**Aim of the exercise:**
Reproduce exactly the entries from the "Convert this screenshot" line to the end. Skip all pictures.

**Data for this exercise:**
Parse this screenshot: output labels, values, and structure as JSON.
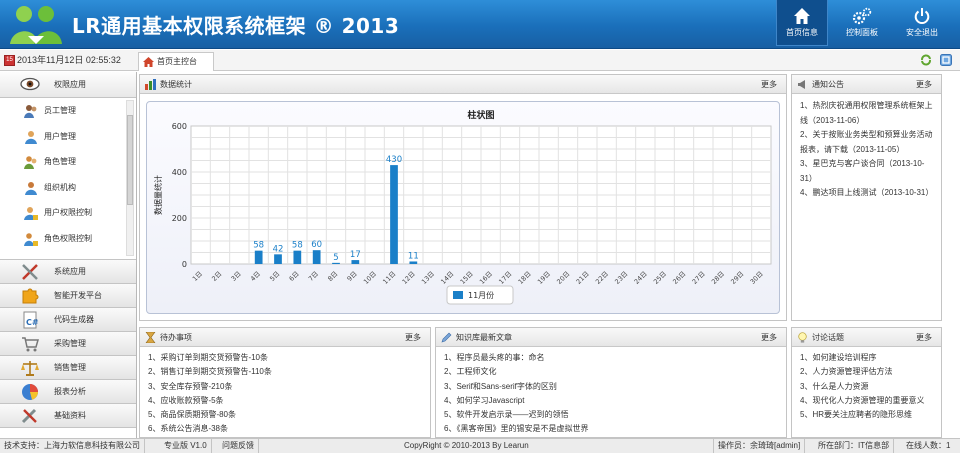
{
  "app": {
    "title": "LR通用基本权限系统框架 ® 2013",
    "colors": {
      "header": "#1a6fba",
      "accent": "#1f7fc7",
      "bar": "#1a7fc8"
    }
  },
  "header_buttons": [
    {
      "label": "首页信息",
      "icon": "home-icon"
    },
    {
      "label": "控制面板",
      "icon": "gears-icon"
    },
    {
      "label": "安全退出",
      "icon": "power-icon"
    }
  ],
  "datetime": "2013年11月12日 02:55:32",
  "date_icon_text": "15",
  "home_tab": "首页主控台",
  "sidebar": {
    "open_section": "权限应用",
    "open_items": [
      {
        "label": "员工管理",
        "icon": "employee-icon"
      },
      {
        "label": "用户管理",
        "icon": "user-icon"
      },
      {
        "label": "角色管理",
        "icon": "role-icon"
      },
      {
        "label": "组织机构",
        "icon": "org-icon"
      },
      {
        "label": "用户权限控制",
        "icon": "user-permission-icon"
      },
      {
        "label": "角色权限控制",
        "icon": "role-permission-icon"
      }
    ],
    "sections": [
      {
        "label": "系统应用",
        "icon": "tools-icon"
      },
      {
        "label": "智能开发平台",
        "icon": "puzzle-icon"
      },
      {
        "label": "代码生成器",
        "icon": "code-file-icon"
      },
      {
        "label": "采购管理",
        "icon": "cart-icon"
      },
      {
        "label": "销售管理",
        "icon": "scale-icon"
      },
      {
        "label": "报表分析",
        "icon": "pie-chart-icon"
      },
      {
        "label": "基础资料",
        "icon": "wrench-icon"
      }
    ]
  },
  "panels": {
    "stats": {
      "title": "数据统计",
      "more": "更多"
    },
    "notice": {
      "title": "通知公告",
      "more": "更多",
      "items": [
        "1、热烈庆祝通用权限管理系统框架上线（2013-11-06）",
        "2、关于按账业务类型和预算业务活动 报表，请下载（2013-11-05）",
        "3、星巴克与客户谈合同（2013-10-31）",
        "4、鹏达项目上线测试（2013-10-31）"
      ]
    },
    "todo": {
      "title": "待办事项",
      "more": "更多",
      "items": [
        "1、采购订单到期交货预警告-10条",
        "2、销售订单到期交货预警告-110条",
        "3、安全库存预警-210条",
        "4、应收账款预警-5条",
        "5、商品保质期预警-80条",
        "6、系统公告消息-38条"
      ]
    },
    "kb": {
      "title": "知识库最新文章",
      "more": "更多",
      "items": [
        "1、程序员最头疼的事：命名",
        "2、工程师文化",
        "3、Serif和Sans-serif字体的区别",
        "4、如何学习Javascript",
        "5、软件开发启示录——迟到的领悟",
        "6、《黑客帝国》里的锡安是不是虚拟世界"
      ]
    },
    "discuss": {
      "title": "讨论话题",
      "more": "更多",
      "items": [
        "1、如何建设培训程序",
        "2、人力资源管理评估方法",
        "3、什么是人力资源",
        "4、现代化人力资源管理的重要意义",
        "5、HR要关注应聘者的隐形思维"
      ]
    }
  },
  "chart_data": {
    "type": "bar",
    "title": "柱状图",
    "ylabel": "数据量统计",
    "ylim": [
      0,
      600
    ],
    "yticks": [
      0,
      200,
      400,
      600
    ],
    "categories": [
      "1日",
      "2日",
      "3日",
      "4日",
      "5日",
      "6日",
      "7日",
      "8日",
      "9日",
      "10日",
      "11日",
      "12日",
      "13日",
      "14日",
      "15日",
      "16日",
      "17日",
      "18日",
      "19日",
      "20日",
      "21日",
      "22日",
      "23日",
      "24日",
      "25日",
      "26日",
      "27日",
      "28日",
      "29日",
      "30日"
    ],
    "series": [
      {
        "name": "11月份",
        "values": [
          0,
          0,
          0,
          58,
          42,
          58,
          60,
          5,
          17,
          0,
          430,
          11,
          0,
          0,
          0,
          0,
          0,
          0,
          0,
          0,
          0,
          0,
          0,
          0,
          0,
          0,
          0,
          0,
          0,
          0
        ]
      }
    ],
    "grid": true,
    "legend": "bottom"
  },
  "footer": {
    "tech": "技术支持：上海力软信息科技有限公司",
    "edition": "专业版 V1.0",
    "feedback": "问题反馈",
    "copyright": "CopyRight © 2010-2013 By Learun",
    "operator": "操作员：余琦琦[admin]",
    "dept": "所在部门：IT信息部",
    "online": "在线人数：1"
  }
}
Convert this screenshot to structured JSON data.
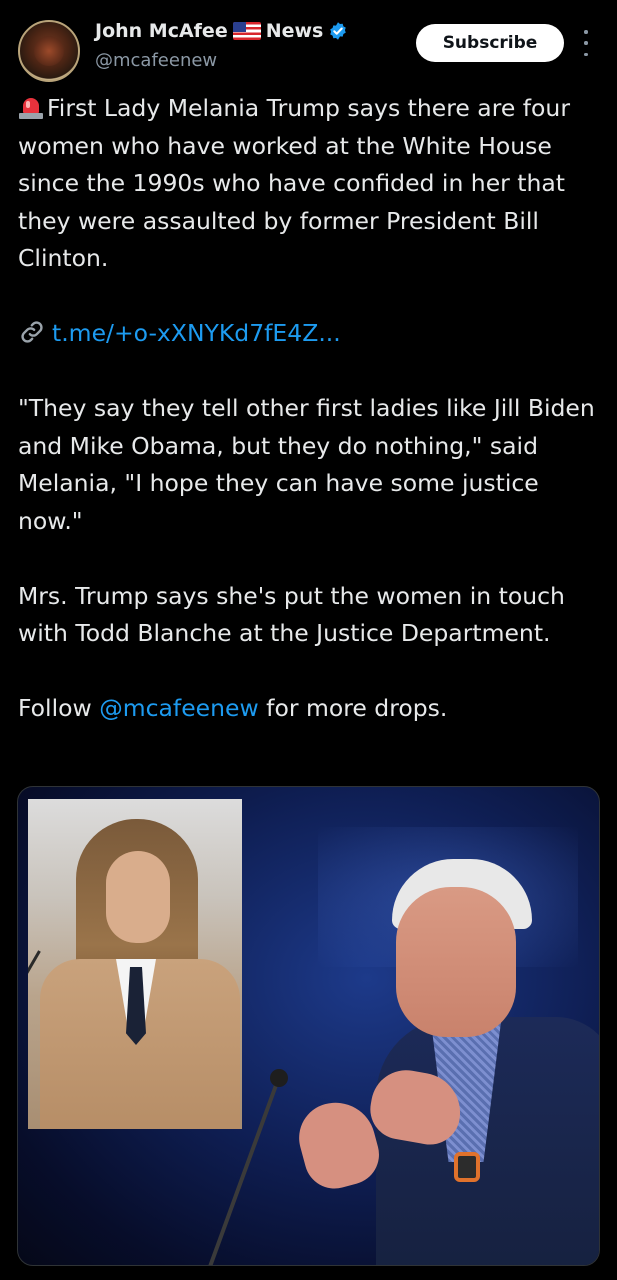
{
  "post": {
    "author": {
      "display_name": "John McAfee",
      "flag_icon": "us-flag-icon",
      "name_suffix": "News",
      "verified_icon": "verified-badge-icon",
      "verified_color": "#1d9bf0",
      "handle": "@mcafeenew"
    },
    "subscribe_label": "Subscribe",
    "more_icon": "more-vertical-icon",
    "body": {
      "siren_icon": "rotating-light-icon",
      "headline": "First Lady Melania Trump says there are four women who have worked at the White House since the 1990s who have confided in her that they were assaulted by former President Bill Clinton.",
      "link_icon": "link-icon",
      "link_text": "t.me/+o-xXNYKd7fE4Z...",
      "quote": "\"They say they tell other first ladies like Jill Biden and Mike Obama, but they do nothing,\" said Melania, \"I hope they can have some justice now.\"",
      "paragraph_3": "Mrs. Trump says she's put the women in touch with Todd Blanche at the Justice Department.",
      "follow_prefix": "Follow",
      "follow_mention": "@mcafeenew",
      "follow_suffix": "for more drops."
    },
    "media": {
      "description_icon": "photo-icon"
    }
  },
  "colors": {
    "background": "#000000",
    "text": "#e7e9ea",
    "secondary_text": "#8b98a5",
    "link": "#1d9bf0",
    "button_bg": "#ffffff",
    "button_text": "#0f1419"
  }
}
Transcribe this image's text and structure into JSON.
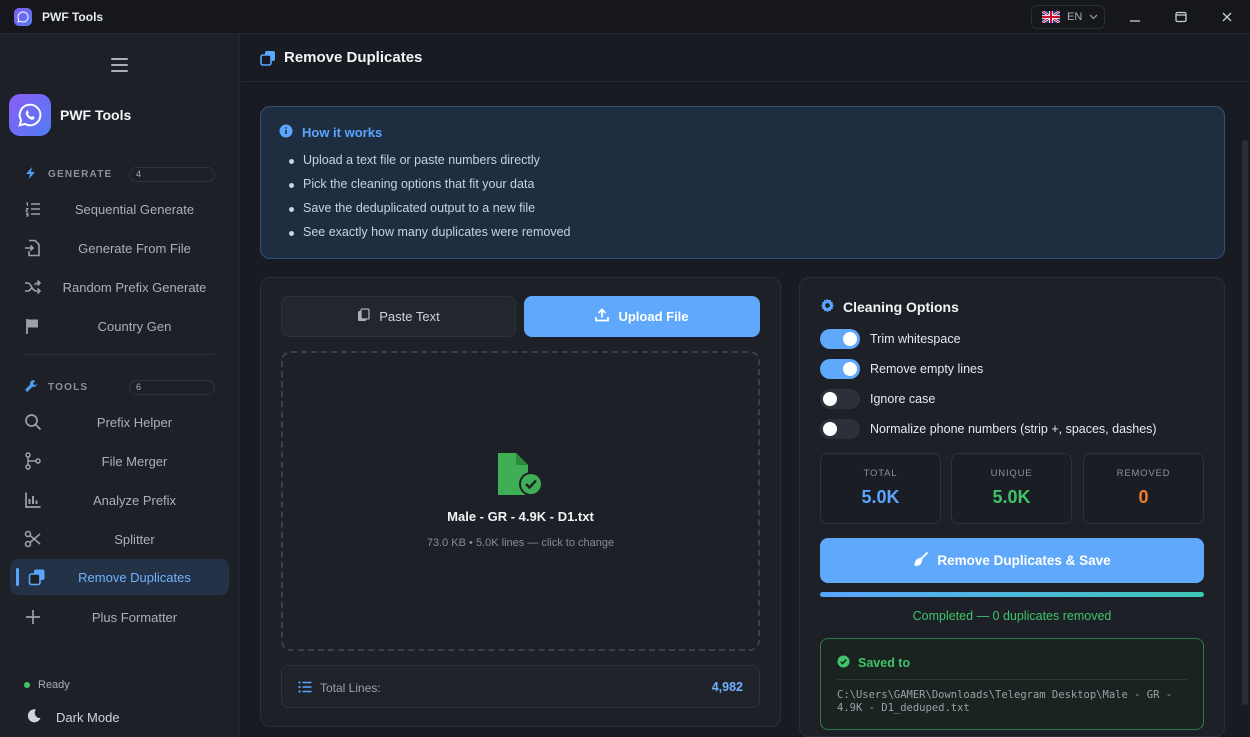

**Exercise output:**
Convert this screenshot to structured JSON data.
{
  "post": {
    "author": {
      "display_name": "John McAfee",
      "flag_icon": "us-flag-icon",
      "name_suffix": "News",
      "verified_icon": "verified-badge-icon",
      "verified_color": "#1d9bf0",
      "handle": "@mcafeenew"
    },
    "subscribe_label": "Subscribe",
    "more_icon": "more-vertical-icon",
    "body": {
      "siren_icon": "rotating-light-icon",
      "headline": "First Lady Melania Trump says there are four women who have worked at the White House since the 1990s who have confided in her that they were assaulted by former President Bill Clinton.",
      "link_icon": "link-icon",
      "link_text": "t.me/+o-xXNYKd7fE4Z...",
      "quote": "\"They say they tell other first ladies like Jill Biden and Mike Obama, but they do nothing,\" said Melania, \"I hope they can have some justice now.\"",
      "paragraph_3": "Mrs. Trump says she's put the women in touch with Todd Blanche at the Justice Department.",
      "follow_prefix": "Follow",
      "follow_mention": "@mcafeenew",
      "follow_suffix": "for more drops."
    },
    "media": {
      "description_icon": "photo-icon"
    }
  },
  "colors": {
    "background": "#000000",
    "text": "#e7e9ea",
    "secondary_text": "#8b98a5",
    "link": "#1d9bf0",
    "button_bg": "#ffffff",
    "button_text": "#0f1419"
  }
}
Transcribe this image's text and structure into JSON.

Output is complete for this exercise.